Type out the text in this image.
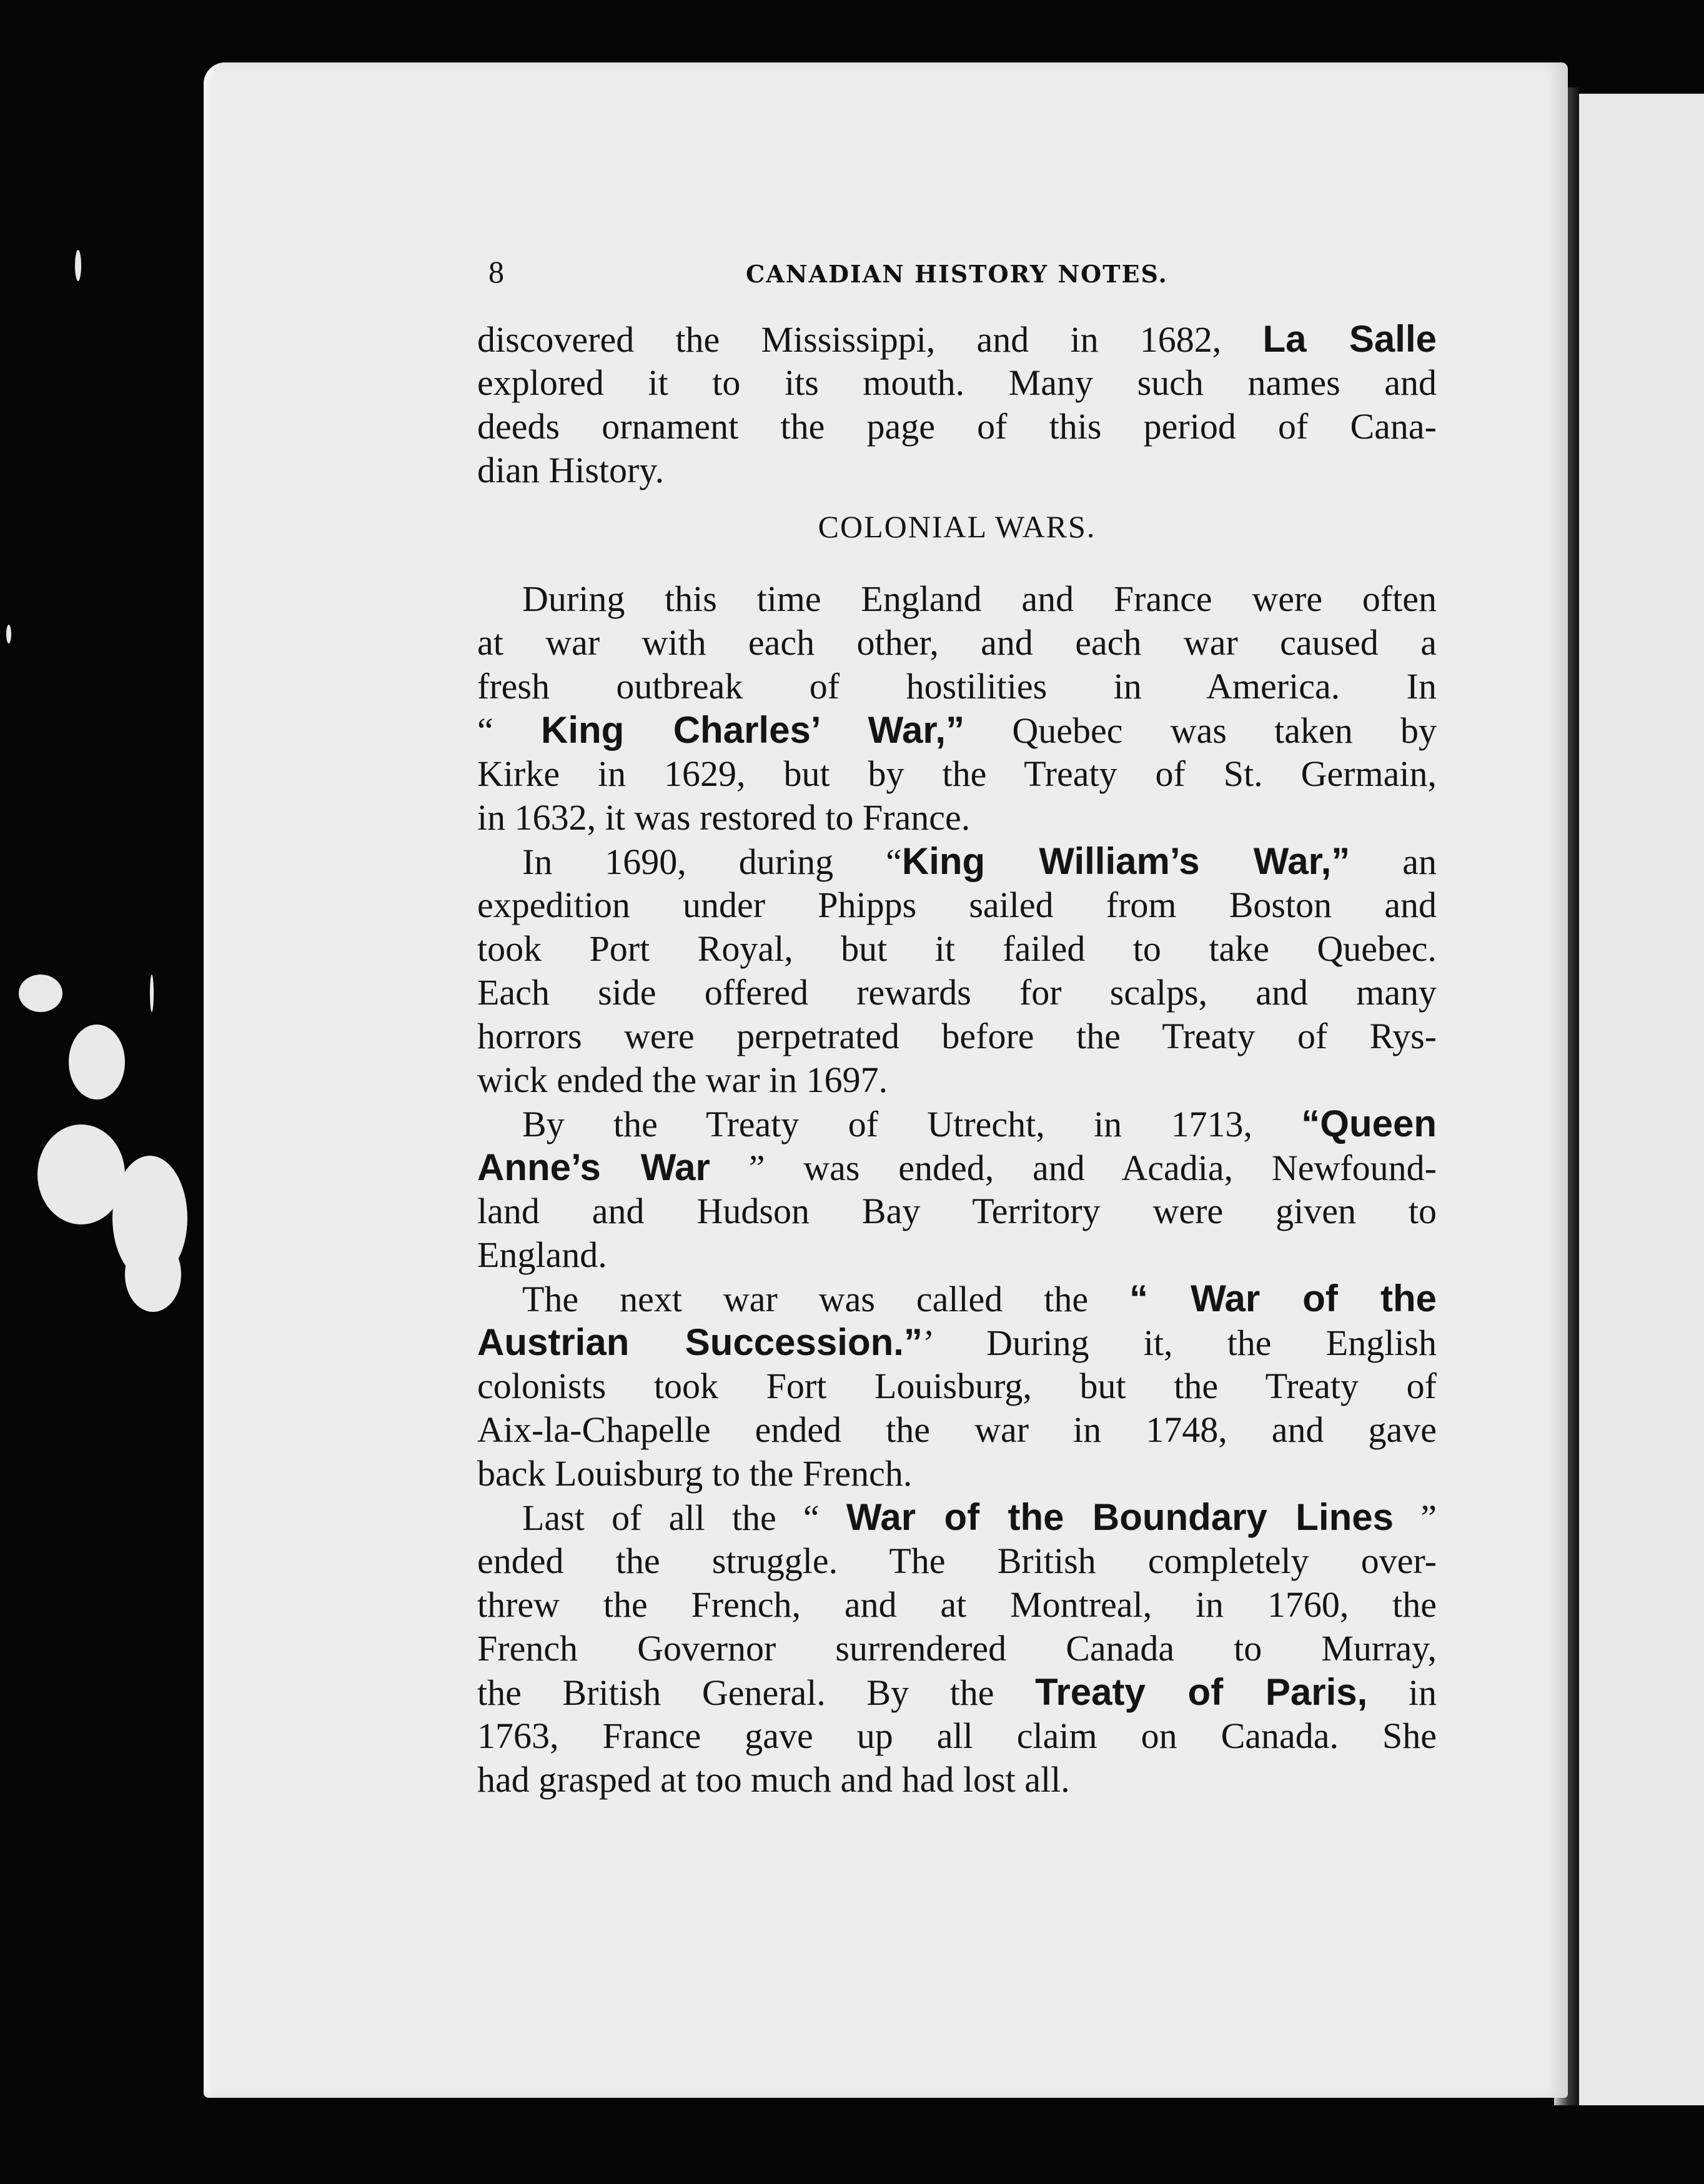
8	CANADIAN HISTORY NOTES.
discovered the Mississippi, and in 1682, La Salle
explored it to its mouth. Many such names and
deeds ornament the page of this period of Cana-
dian History.
COLONIAL WARS.
During this time England and France were often
at war with each other, and each war caused a
fresh outbreak of hostilities in America. In
“ King Charles’ War,” Quebec was taken by
Kirke in 1629, but by the Treaty of St. Germain,
in 1632, it was restored to France.
In 1690, during “King William’s War,” an
expedition under Phipps sailed from Boston and
took Port Royal, but it failed to take Quebec.
Each side offered rewards for scalps, and many
horrors were perpetrated before the Treaty of Rys-
wick ended the war in 1697.
By the Treaty of Utrecht, in 1713, “Queen
Anne’s War ” was ended, and Acadia, Newfound-
land and Hudson Bay Territory were given to
England.
The next war was called the “ War of the
Austrian Succession.”’ During it, the English
colonists took Fort Louisburg, but the Treaty of
Aix-la-Chapelle ended the war in 1748, and gave
back Louisburg to the French.
Last of all the “ War of the Boundary Lines ”
ended the struggle. The British completely over-
threw the French, and at Montreal, in 1760, the
French Governor surrendered Canada to Murray,
the British General. By the Treaty of Paris, in
1763, France gave up all claim on Canada. She
had grasped at too much and had lost all.
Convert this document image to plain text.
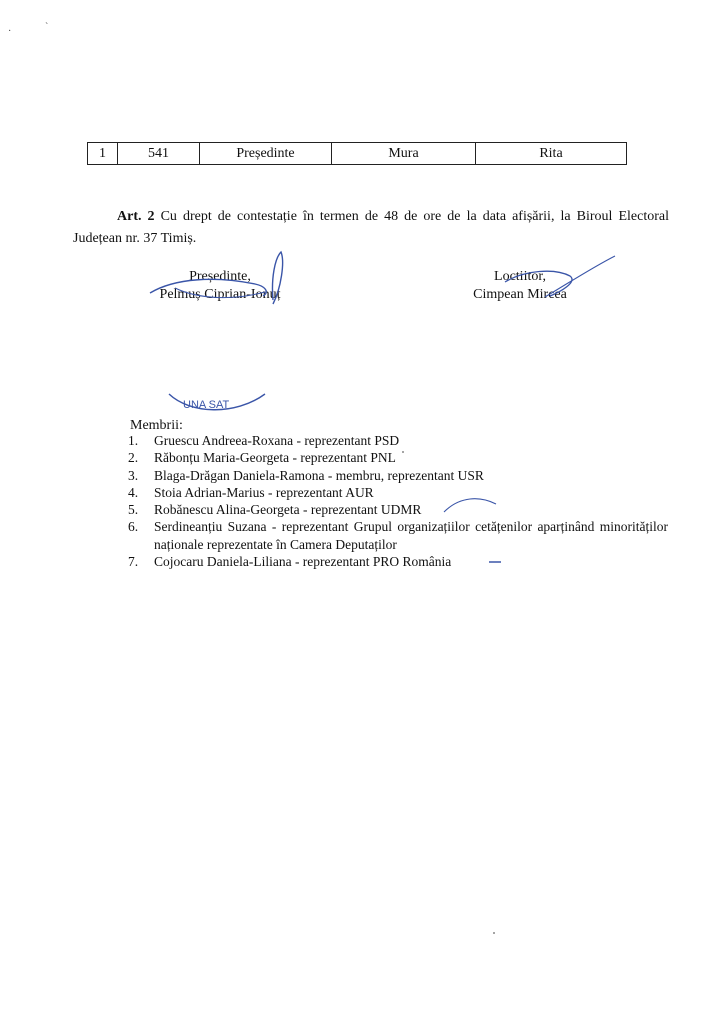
·	`
1	541	Președinte	Mura	Rita

Art. 2 Cu drept de contestație în termen de 48 de ore de la data afișării, la Biroul Electoral Județean nr. 37 Timiș.

Președinte,
Pelmuș Ciprian-Ionuț
Loctiitor,
Cimpean Mircea
UNA SAT

Membrii:

1. Gruescu Andreea-Roxana - reprezentant PSD
2. Răbonțu Maria-Georgeta - reprezentant PNL
3. Blaga-Drăgan Daniela-Ramona - membru, reprezentant USR
4. Stoia Adrian-Marius - reprezentant AUR
5. Robănescu Alina-Georgeta - reprezentant UDMR
6. Serdineanțiu Suzana - reprezentant Grupul organizațiilor cetățenilor aparținând minorităților naționale reprezentate în Camera Deputaților
7. Cojocaru Daniela-Liliana - reprezentant PRO România
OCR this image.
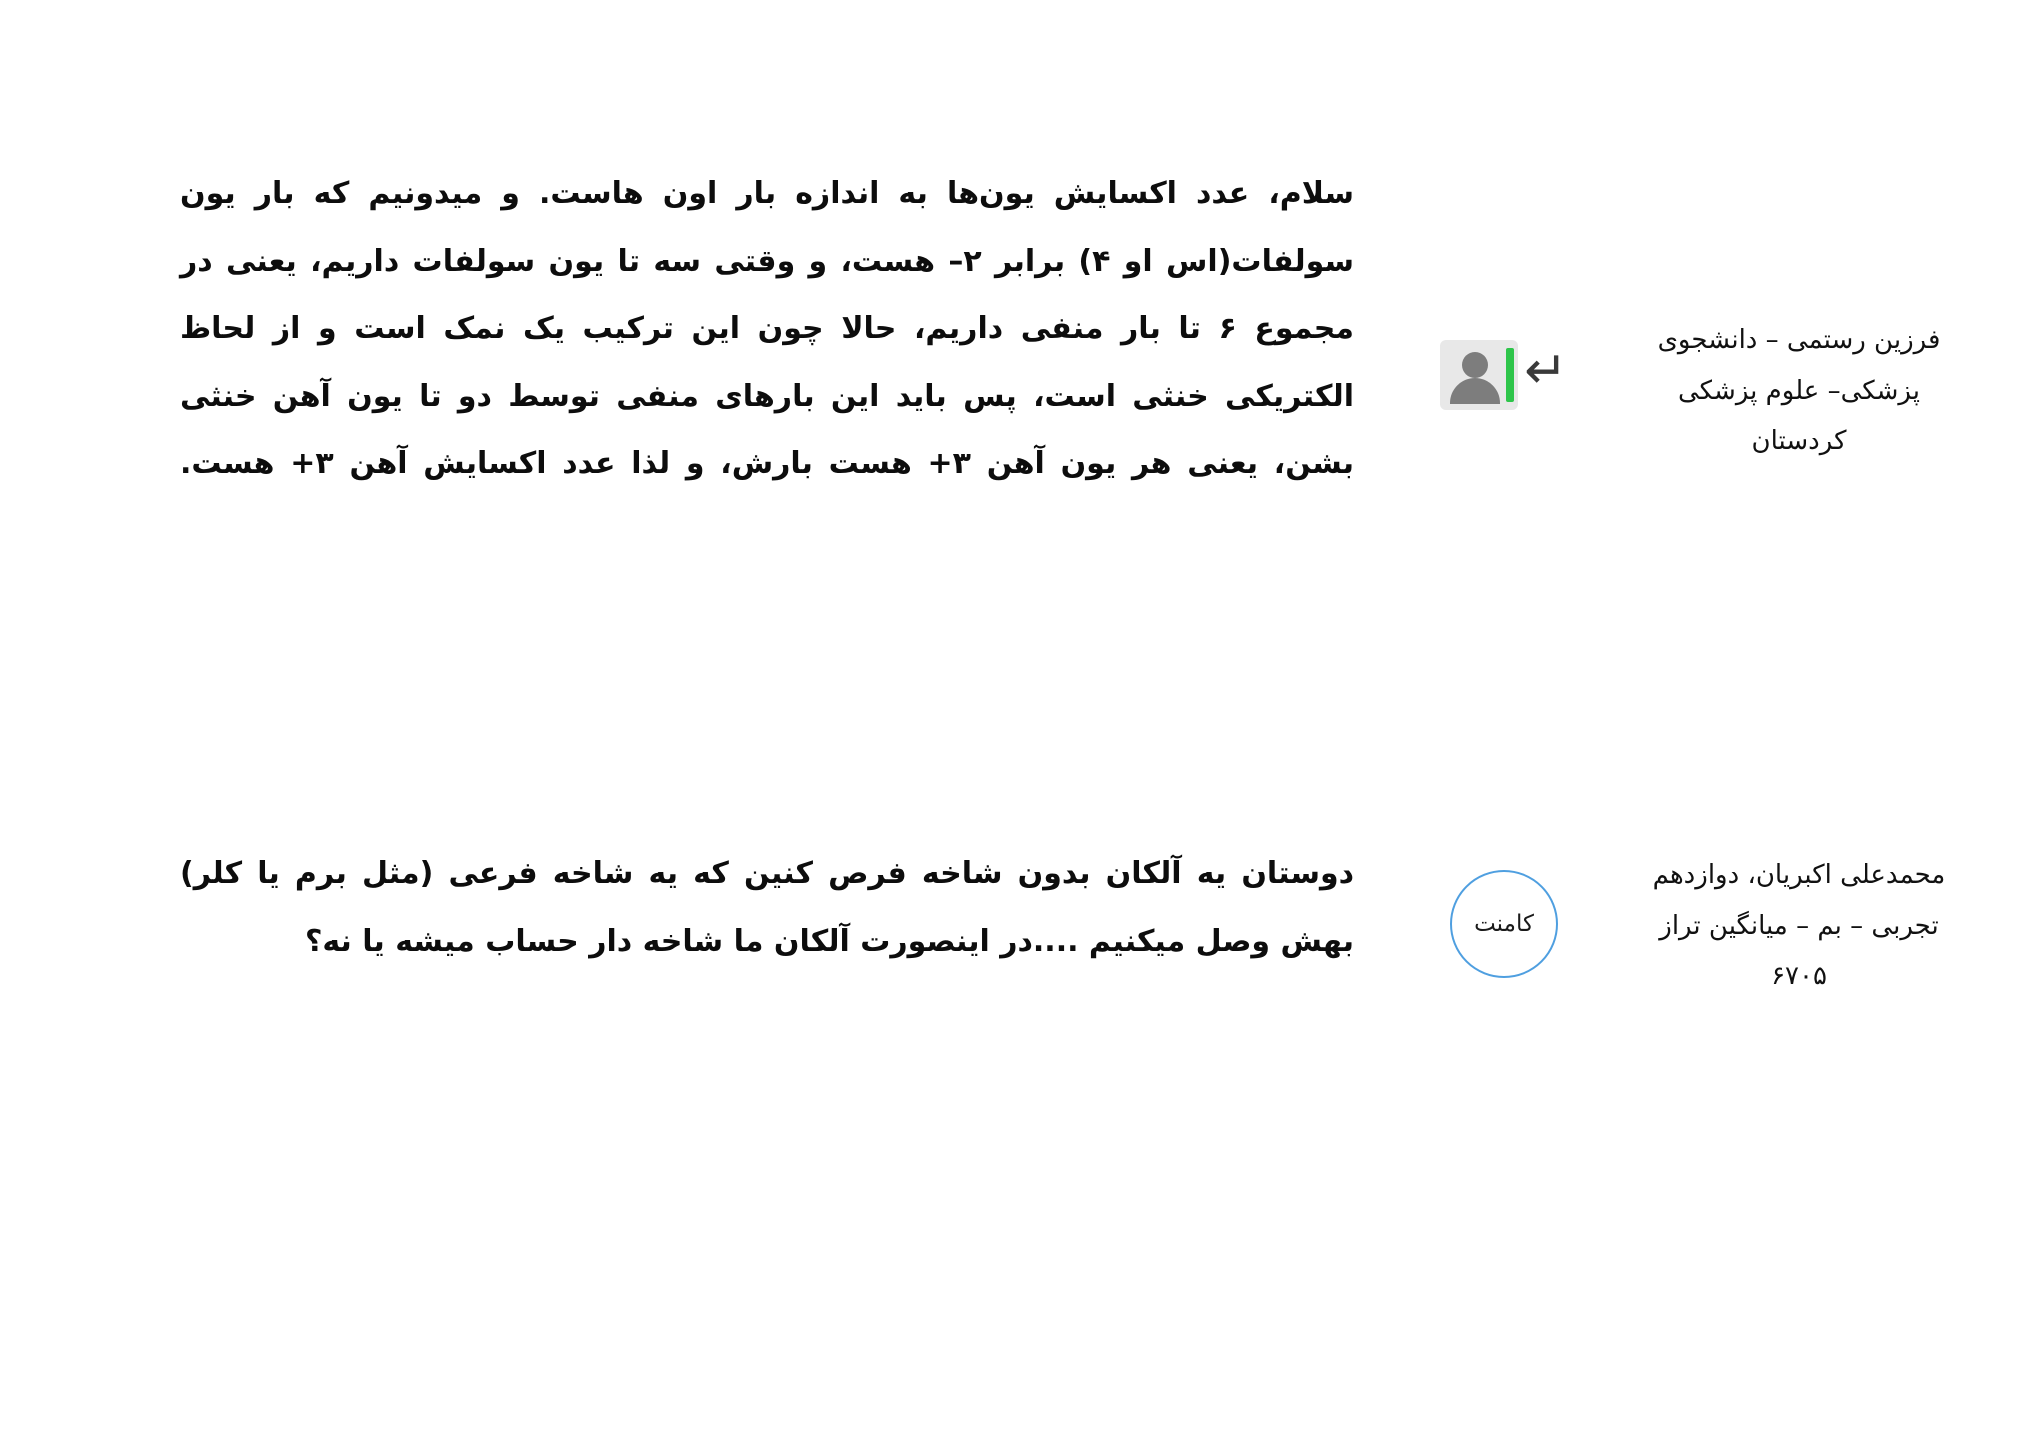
فرزین رستمی – دانشجوی پزشکی– علوم پزشکی کردستان
↵
سلام، عدد اکسایش یون‌ها به اندازه بار اون هاست. و میدونیم که بار یون سولفات(اس او ۴) برابر ۲– هست، و وقتی سه تا یون سولفات داریم، یعنی در مجموع ۶ تا بار منفی داریم، حالا چون این ترکیب یک نمک است و از لحاظ الکتریکی خنثی است، پس باید این بارهای منفی توسط دو تا یون آهن خنثی بشن، یعنی هر یون آهن ۳+ هست بارش، و لذا عدد اکسایش آهن ۳+ هست.
محمدعلی اکبریان، دوازدهم تجربی – بم – میانگین تراز ۶۷۰۵
کامنت
دوستان یه آلکان بدون شاخه فرص کنین که یه شاخه فرعی (مثل برم یا کلر) بهش وصل میکنیم ....در اینصورت آلکان ما شاخه دار حساب میشه یا نه؟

Problem: Retype word for word the span of lines above that begins with the line containing "OCR this image." and ends with the last line of the records; skip all pictures.

Task solution:
OCR this image.
فرزین رستمی – دانشجوی پزشکی– علوم پزشکی کردستان
↵
سلام، عدد اکسایش یون‌ها به اندازه بار اون هاست. و میدونیم که بار یون سولفات(اس او ۴) برابر ۲– هست، و وقتی سه تا یون سولفات داریم، یعنی در مجموع ۶ تا بار منفی داریم، حالا چون این ترکیب یک نمک است و از لحاظ الکتریکی خنثی است، پس باید این بارهای منفی توسط دو تا یون آهن خنثی بشن، یعنی هر یون آهن ۳+ هست بارش، و لذا عدد اکسایش آهن ۳+ هست.
محمدعلی اکبریان، دوازدهم تجربی – بم – میانگین تراز ۶۷۰۵
کامنت
دوستان یه آلکان بدون شاخه فرص کنین که یه شاخه فرعی (مثل برم یا کلر) بهش وصل میکنیم ....در اینصورت آلکان ما شاخه دار حساب میشه یا نه؟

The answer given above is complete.